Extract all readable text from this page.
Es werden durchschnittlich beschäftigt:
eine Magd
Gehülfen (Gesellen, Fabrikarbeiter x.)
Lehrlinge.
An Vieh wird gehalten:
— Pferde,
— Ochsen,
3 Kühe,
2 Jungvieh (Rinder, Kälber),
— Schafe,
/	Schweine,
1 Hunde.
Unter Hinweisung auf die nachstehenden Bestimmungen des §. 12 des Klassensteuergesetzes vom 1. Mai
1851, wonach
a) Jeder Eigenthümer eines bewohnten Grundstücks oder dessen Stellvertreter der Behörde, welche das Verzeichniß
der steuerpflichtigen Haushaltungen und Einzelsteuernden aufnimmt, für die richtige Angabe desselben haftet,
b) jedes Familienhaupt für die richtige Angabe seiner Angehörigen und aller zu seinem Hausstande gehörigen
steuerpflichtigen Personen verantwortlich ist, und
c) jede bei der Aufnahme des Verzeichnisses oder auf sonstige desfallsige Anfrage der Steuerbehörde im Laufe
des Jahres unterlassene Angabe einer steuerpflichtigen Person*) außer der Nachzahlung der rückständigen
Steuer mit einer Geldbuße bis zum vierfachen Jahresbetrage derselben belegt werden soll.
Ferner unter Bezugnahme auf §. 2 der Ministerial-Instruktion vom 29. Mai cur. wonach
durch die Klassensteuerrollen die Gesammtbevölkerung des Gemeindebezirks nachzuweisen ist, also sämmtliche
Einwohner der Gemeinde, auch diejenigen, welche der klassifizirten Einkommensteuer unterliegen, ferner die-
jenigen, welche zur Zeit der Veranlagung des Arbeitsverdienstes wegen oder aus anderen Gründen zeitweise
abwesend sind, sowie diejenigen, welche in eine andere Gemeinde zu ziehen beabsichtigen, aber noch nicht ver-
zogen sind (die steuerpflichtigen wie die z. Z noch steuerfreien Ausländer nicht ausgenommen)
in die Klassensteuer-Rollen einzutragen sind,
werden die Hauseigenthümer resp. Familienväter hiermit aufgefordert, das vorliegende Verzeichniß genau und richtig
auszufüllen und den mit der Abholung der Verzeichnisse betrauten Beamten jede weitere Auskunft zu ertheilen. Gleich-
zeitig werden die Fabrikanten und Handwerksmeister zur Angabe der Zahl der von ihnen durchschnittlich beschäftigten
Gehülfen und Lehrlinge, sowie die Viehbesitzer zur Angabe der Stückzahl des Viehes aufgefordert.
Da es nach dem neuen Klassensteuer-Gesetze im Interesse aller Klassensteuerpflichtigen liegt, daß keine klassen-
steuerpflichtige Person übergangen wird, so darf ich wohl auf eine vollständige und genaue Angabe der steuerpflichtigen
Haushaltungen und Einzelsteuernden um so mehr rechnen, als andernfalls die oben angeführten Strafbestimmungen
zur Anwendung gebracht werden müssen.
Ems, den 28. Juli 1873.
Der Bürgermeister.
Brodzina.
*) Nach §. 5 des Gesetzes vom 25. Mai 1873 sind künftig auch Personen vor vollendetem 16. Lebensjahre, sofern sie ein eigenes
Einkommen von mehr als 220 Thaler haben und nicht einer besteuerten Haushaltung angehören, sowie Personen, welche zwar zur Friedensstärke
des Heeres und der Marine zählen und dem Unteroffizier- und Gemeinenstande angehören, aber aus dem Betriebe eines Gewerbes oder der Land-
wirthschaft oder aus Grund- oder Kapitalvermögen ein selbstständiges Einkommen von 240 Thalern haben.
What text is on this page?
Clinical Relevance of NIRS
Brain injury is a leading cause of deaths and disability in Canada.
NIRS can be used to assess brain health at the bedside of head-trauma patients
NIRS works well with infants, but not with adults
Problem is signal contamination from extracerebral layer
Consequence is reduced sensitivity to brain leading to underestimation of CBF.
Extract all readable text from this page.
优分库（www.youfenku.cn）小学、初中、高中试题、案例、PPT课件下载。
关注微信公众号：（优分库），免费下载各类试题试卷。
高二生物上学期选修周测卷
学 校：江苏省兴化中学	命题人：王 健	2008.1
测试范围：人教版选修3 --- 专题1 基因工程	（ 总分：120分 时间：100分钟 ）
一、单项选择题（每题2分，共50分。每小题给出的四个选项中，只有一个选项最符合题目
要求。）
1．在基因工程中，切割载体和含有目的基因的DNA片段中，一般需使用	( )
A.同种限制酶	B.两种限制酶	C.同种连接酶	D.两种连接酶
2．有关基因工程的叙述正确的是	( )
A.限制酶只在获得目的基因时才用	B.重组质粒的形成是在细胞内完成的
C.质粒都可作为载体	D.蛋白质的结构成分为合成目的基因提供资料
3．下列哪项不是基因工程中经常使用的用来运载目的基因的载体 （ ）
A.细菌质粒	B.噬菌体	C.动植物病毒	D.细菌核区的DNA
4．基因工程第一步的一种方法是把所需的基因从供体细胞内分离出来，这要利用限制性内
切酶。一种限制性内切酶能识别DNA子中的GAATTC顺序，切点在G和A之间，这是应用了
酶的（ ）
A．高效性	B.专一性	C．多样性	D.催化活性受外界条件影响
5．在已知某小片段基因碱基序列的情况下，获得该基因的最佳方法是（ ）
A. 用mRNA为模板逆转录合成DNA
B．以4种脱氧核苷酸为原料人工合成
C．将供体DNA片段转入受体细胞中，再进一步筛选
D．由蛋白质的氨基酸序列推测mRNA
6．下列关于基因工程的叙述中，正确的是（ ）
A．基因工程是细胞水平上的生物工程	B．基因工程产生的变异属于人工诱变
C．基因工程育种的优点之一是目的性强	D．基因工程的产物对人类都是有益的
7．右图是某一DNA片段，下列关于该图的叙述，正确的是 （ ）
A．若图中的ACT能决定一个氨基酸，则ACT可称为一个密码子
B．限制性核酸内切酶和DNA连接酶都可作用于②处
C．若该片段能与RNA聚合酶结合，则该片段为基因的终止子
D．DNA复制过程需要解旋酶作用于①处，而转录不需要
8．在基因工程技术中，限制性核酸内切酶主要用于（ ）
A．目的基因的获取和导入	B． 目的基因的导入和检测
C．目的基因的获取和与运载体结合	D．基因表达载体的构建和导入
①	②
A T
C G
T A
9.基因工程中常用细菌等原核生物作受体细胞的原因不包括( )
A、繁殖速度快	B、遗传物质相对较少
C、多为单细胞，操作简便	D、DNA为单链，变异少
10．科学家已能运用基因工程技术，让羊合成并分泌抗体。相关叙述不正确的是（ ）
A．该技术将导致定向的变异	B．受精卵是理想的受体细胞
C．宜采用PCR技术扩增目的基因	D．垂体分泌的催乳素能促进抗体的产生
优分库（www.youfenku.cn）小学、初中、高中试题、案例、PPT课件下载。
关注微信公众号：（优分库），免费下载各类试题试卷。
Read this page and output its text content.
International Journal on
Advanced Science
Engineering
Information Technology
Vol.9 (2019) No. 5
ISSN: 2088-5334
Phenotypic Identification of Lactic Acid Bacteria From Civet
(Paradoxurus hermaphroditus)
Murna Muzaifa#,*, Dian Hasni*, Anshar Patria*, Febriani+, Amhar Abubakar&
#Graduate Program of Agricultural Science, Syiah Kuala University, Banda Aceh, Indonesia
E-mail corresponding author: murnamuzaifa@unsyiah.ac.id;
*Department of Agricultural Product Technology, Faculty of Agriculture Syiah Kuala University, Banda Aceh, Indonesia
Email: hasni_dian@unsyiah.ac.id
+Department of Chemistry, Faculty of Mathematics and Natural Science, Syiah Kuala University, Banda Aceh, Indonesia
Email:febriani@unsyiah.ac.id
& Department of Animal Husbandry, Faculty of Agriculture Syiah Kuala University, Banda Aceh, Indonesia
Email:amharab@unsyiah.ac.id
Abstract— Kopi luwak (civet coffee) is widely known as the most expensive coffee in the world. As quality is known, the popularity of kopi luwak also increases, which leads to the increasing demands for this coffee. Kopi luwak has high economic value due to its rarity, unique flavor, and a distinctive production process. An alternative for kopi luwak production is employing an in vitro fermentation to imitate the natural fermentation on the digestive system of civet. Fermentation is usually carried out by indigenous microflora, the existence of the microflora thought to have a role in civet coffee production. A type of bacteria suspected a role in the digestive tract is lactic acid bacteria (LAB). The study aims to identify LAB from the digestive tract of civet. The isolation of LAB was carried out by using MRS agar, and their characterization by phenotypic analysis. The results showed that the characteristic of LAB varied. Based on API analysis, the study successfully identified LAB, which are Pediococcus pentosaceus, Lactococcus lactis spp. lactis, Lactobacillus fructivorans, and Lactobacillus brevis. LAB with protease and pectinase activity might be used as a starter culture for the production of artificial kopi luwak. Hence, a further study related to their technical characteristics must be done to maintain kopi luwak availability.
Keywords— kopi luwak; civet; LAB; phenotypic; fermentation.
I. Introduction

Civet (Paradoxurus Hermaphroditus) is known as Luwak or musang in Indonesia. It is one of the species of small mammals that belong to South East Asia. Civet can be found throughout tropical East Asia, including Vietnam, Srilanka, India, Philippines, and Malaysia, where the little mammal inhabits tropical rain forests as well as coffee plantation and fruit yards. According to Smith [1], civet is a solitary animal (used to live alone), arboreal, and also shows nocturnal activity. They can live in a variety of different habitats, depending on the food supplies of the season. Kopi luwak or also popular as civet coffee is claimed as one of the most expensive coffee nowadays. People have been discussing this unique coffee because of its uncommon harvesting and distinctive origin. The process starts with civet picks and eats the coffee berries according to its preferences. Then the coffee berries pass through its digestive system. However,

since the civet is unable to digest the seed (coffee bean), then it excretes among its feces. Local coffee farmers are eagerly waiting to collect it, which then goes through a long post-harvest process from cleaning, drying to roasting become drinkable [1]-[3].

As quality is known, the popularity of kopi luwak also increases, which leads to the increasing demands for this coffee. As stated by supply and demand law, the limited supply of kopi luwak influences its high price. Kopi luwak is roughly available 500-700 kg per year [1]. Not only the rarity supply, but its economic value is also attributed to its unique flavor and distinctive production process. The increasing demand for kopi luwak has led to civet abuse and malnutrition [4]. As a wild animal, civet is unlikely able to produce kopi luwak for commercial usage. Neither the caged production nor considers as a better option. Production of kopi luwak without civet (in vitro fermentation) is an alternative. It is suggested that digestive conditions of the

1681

What you need to do
Check each line of the listing above, and copy it if it contains the word "richtige".

Result of this task
der steuerpflichtigen Haushaltungen und Einzelsteuernden aufnimmt, für die richtige Angabe desselben haftet,
b) jedes Familienhaupt für die richtige Angabe seiner Angehörigen und aller zu seinem Hausstande gehörigen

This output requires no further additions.